*** PROVIDED INFORMATION

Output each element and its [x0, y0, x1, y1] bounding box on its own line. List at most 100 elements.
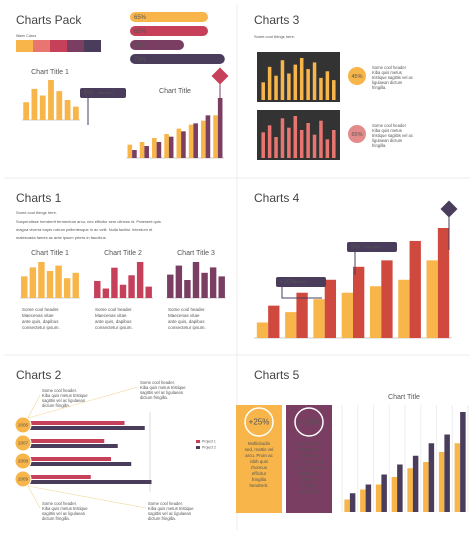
text-line: dictum fringilla. [148, 516, 176, 521]
badge-value: 45% [351, 74, 362, 80]
leader-line [27, 485, 147, 509]
bar [306, 69, 310, 100]
text-line: dictum fringilla. [140, 395, 168, 400]
badge [276, 277, 326, 287]
bar [454, 443, 461, 512]
text-line: efficitur [302, 477, 317, 482]
text-line: Quam justo [297, 441, 321, 446]
bar [30, 444, 118, 448]
bar [46, 271, 54, 298]
swatch [84, 40, 101, 52]
bar [111, 267, 118, 298]
bar [209, 267, 217, 298]
bar [167, 274, 174, 298]
bar [188, 124, 194, 158]
badge-value: +10% [280, 280, 296, 286]
bar [72, 272, 79, 298]
text-line: arcu. Proin ac [245, 453, 274, 458]
bar [375, 484, 382, 512]
panel-title: Charts 2 [16, 368, 62, 382]
text-line: fringilla [302, 483, 317, 488]
bar [460, 412, 466, 512]
bar [293, 64, 298, 100]
bar [128, 275, 135, 298]
badge-value: 5% [351, 245, 360, 251]
bar [213, 115, 218, 158]
bar [127, 144, 133, 158]
bar [176, 128, 182, 158]
text-line: Some cool header. [168, 307, 206, 312]
bar [287, 73, 291, 100]
legend-label: Project 2 [202, 445, 216, 449]
bar [145, 286, 152, 298]
leader-line [27, 386, 139, 419]
panel-title: Charts 1 [16, 191, 62, 205]
text-line: Some cool header. [95, 307, 133, 312]
bar [353, 266, 365, 338]
bar [381, 474, 387, 512]
bar [261, 132, 265, 158]
text-line: Some cool header. [42, 388, 77, 393]
bar [426, 260, 438, 338]
text-line: Some cool header. [148, 501, 183, 506]
swatch [33, 40, 50, 52]
leader-line [27, 394, 41, 419]
text-line: fringilla. [372, 143, 386, 148]
bar [306, 123, 310, 158]
text-line: Some cool header [372, 65, 407, 70]
diamond-marker [211, 67, 229, 85]
card-circle [294, 407, 324, 437]
bar [349, 493, 356, 512]
text-line: efficitur [252, 471, 267, 476]
text-line: Some cool header. [42, 501, 77, 506]
badge-note: this year [365, 244, 381, 249]
swatch [50, 40, 67, 52]
bar [30, 475, 91, 479]
bar [152, 138, 157, 158]
bar [94, 280, 101, 298]
swatch [16, 40, 33, 52]
progress-bar [130, 12, 208, 22]
text-line: Suspendisse hendrerit fermentum arcu, ne… [16, 219, 161, 224]
bar [30, 457, 111, 461]
bar [29, 267, 37, 298]
bar [168, 136, 174, 158]
text-line: hendrerit. [299, 489, 318, 494]
bar [217, 98, 223, 158]
text-line: arcu. Proin ac [295, 465, 324, 470]
badge-note: market [294, 279, 307, 284]
text-line: Mollicitudin [248, 441, 271, 446]
bar [119, 284, 127, 298]
bar [381, 260, 393, 338]
bar [256, 322, 269, 338]
badge-value: 65% [351, 132, 362, 138]
swatch-label: Warm Colors [16, 34, 37, 38]
bar [299, 58, 304, 100]
text-line: Maecenas vitae [95, 313, 127, 318]
bar [398, 279, 410, 338]
bar [312, 62, 317, 100]
text-line: Kiba quis metus [372, 70, 402, 75]
bar [164, 134, 169, 158]
bar [365, 484, 372, 512]
text-line: fringilla. [372, 85, 386, 90]
badge [80, 88, 126, 98]
card-value: +25% [249, 418, 270, 427]
year-label: 2007 [18, 441, 29, 446]
bar [428, 443, 435, 512]
diamond-marker [440, 200, 458, 218]
bar [72, 106, 79, 120]
text-line: Kiba quis metus [372, 128, 402, 133]
bar [139, 142, 145, 158]
subtitle: Some cool things here. [254, 34, 295, 39]
text-line: Some cool header [372, 123, 407, 128]
progress-label: 65% [134, 29, 147, 35]
text-line: malesuada fames ac ante ipsum primis in … [16, 235, 107, 240]
bar [156, 142, 162, 158]
text-line: Some cool header. [22, 307, 60, 312]
bar [344, 499, 350, 512]
badge-circle [348, 67, 366, 85]
text-line: Maecenas vitae [22, 313, 54, 318]
bar [332, 130, 336, 158]
text-line: ante quis, dapibus [95, 319, 132, 324]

******

_TASK GOAL:_
Turn the material above into a Markdown table with two columns, No. and Line, giving each line its own numbered row. Skip blank lines and leave the pictures out.

_ANSWER BELOW:_
| No. | Line |
|---|---|
| 1 | Output each element and its [x0, y0, x1, y1] bounding box on its own line. List at most 100 elements. |
| 2 | text-line: dictum fringilla. [148, 516, 176, 521] |
| 3 | badge-value: 45% [351, 74, 362, 80] |
| 4 | leader-line [27, 485, 147, 509] |
| 5 | bar [306, 69, 310, 100] |
| 6 | text-line: dictum fringilla. [140, 395, 168, 400] |
| 7 | badge [276, 277, 326, 287] |
| 8 | bar [454, 443, 461, 512] |
| 9 | text-line: efficitur [302, 477, 317, 482] |
| 10 | text-line: Quam justo [297, 441, 321, 446] |
| 11 | bar [30, 444, 118, 448] |
| 12 | bar [46, 271, 54, 298] |
| 13 | swatch [84, 40, 101, 52] |
| 14 | bar [111, 267, 118, 298] |
| 15 | bar [209, 267, 217, 298] |
| 16 | bar [167, 274, 174, 298] |
| 17 | bar [188, 124, 194, 158] |
| 18 | badge-value: +10% [280, 280, 296, 286] |
| 19 | bar [72, 272, 79, 298] |
| 20 | text-line: arcu. Proin ac [245, 453, 274, 458] |
| 21 | bar [375, 484, 382, 512] |
| 22 | panel-title: Charts 2 [16, 368, 62, 382] |
| 23 | text-line: fringilla [302, 483, 317, 488] |
| 24 | bar [460, 412, 466, 512] |
| 25 | bar [293, 64, 298, 100] |
| 26 | bar [128, 275, 135, 298] |
| 27 | badge-value: 5% [351, 245, 360, 251] |
| 28 | bar [213, 115, 218, 158] |
| 29 | bar [127, 144, 133, 158] |
| 30 | bar [176, 128, 182, 158] |
| 31 | text-line: Some cool header. [168, 307, 206, 312] |
| 32 | bar [287, 73, 291, 100] |
| 33 | legend-label: Project 2 [202, 445, 216, 449] |
| 34 | bar [145, 286, 152, 298] |
| 35 | leader-line [27, 386, 139, 419] |
| 36 | panel-title: Charts 1 [16, 191, 62, 205] |
| 37 | text-line: Some cool header. [95, 307, 133, 312] |
| 38 | bar [353, 266, 365, 338] |
| 39 | bar [381, 474, 387, 512] |
| 40 | bar [261, 132, 265, 158] |
| 41 | text-line: Some cool header. [42, 388, 77, 393] |
| 42 | bar [426, 260, 438, 338] |
| 43 | text-line: Some cool header. [148, 501, 183, 506] |
| 44 | swatch [33, 40, 50, 52] |
| 45 | leader-line [27, 394, 41, 419] |
| 46 | text-line: fringilla. [372, 143, 386, 148] |
| 47 | bar [306, 123, 310, 158] |
| 48 | text-line: Some cool header [372, 65, 407, 70] |
| 49 | diamond-marker [211, 67, 229, 85] |
| 50 | card-circle [294, 407, 324, 437] |
| 51 | bar [349, 493, 356, 512] |
| 52 | text-line: efficitur [252, 471, 267, 476] |
| 53 | text-line: Some cool header. [42, 501, 77, 506] |
| 54 | badge-note: this year [365, 244, 381, 249] |
| 55 | swatch [50, 40, 67, 52] |
| 56 | bar [30, 475, 91, 479] |
| 57 | bar [152, 138, 157, 158] |
| 58 | bar [94, 280, 101, 298] |
| 59 | swatch [16, 40, 33, 52] |
| 60 | progress-bar [130, 12, 208, 22] |
| 61 | text-line: Suspendisse hendrerit fermentum arcu, ne… [16, 219, 161, 224] |
| 62 | bar [30, 457, 111, 461] |
| 63 | bar [29, 267, 37, 298] |
| 64 | bar [168, 136, 174, 158] |
| 65 | text-line: hendrerit. [299, 489, 318, 494] |
| 66 | bar [217, 98, 223, 158] |
| 67 | text-line: arcu. Proin ac [295, 465, 324, 470] |
| 68 | badge-note: market [294, 279, 307, 284] |
| 69 | text-line: Mollicitudin [248, 441, 271, 446] |
| 70 | bar [119, 284, 127, 298] |
| 71 | bar [381, 260, 393, 338] |
| 72 | bar [256, 322, 269, 338] |
| 73 | badge-value: 65% [351, 132, 362, 138] |
| 74 | swatch-label: Warm Colors [16, 34, 37, 38] |
| 75 | bar [299, 58, 304, 100] |
| 76 | text-line: Maecenas vitae [95, 313, 127, 318] |
| 77 | bar [398, 279, 410, 338] |
| 78 | bar [312, 62, 317, 100] |
| 79 | text-line: Kiba quis metus [372, 70, 402, 75] |
| 80 | bar [164, 134, 169, 158] |
| 81 | bar [365, 484, 372, 512] |
| 82 | text-line: fringilla. [372, 85, 386, 90] |
| 83 | badge [80, 88, 126, 98] |
| 84 | card-value: +25% [249, 418, 270, 427] |
| 85 | year-label: 2007 [18, 441, 29, 446] |
| 86 | bar [428, 443, 435, 512] |
| 87 | diamond-marker [440, 200, 458, 218] |
| 88 | bar [72, 106, 79, 120] |
| 89 | text-line: Kiba quis metus [372, 128, 402, 133] |
| 90 | bar [139, 142, 145, 158] |
| 91 | subtitle: Some cool things here. [254, 34, 295, 39] |
| 92 | text-line: Some cool header [372, 123, 407, 128] |
| 93 | progress-label: 65% [134, 29, 147, 35] |
| 94 | text-line: malesuada fames ac ante ipsum primis in … [16, 235, 107, 240] |
| 95 | bar [156, 142, 162, 158] |
| 96 | text-line: Some cool header. [22, 307, 60, 312] |
| 97 | bar [344, 499, 350, 512] |
| 98 | badge-circle [348, 67, 366, 85] |
| 99 | text-line: Maecenas vitae [22, 313, 54, 318] |
| 100 | bar [332, 130, 336, 158] |
| 101 | text-line: ante quis, dapibus [95, 319, 132, 324] |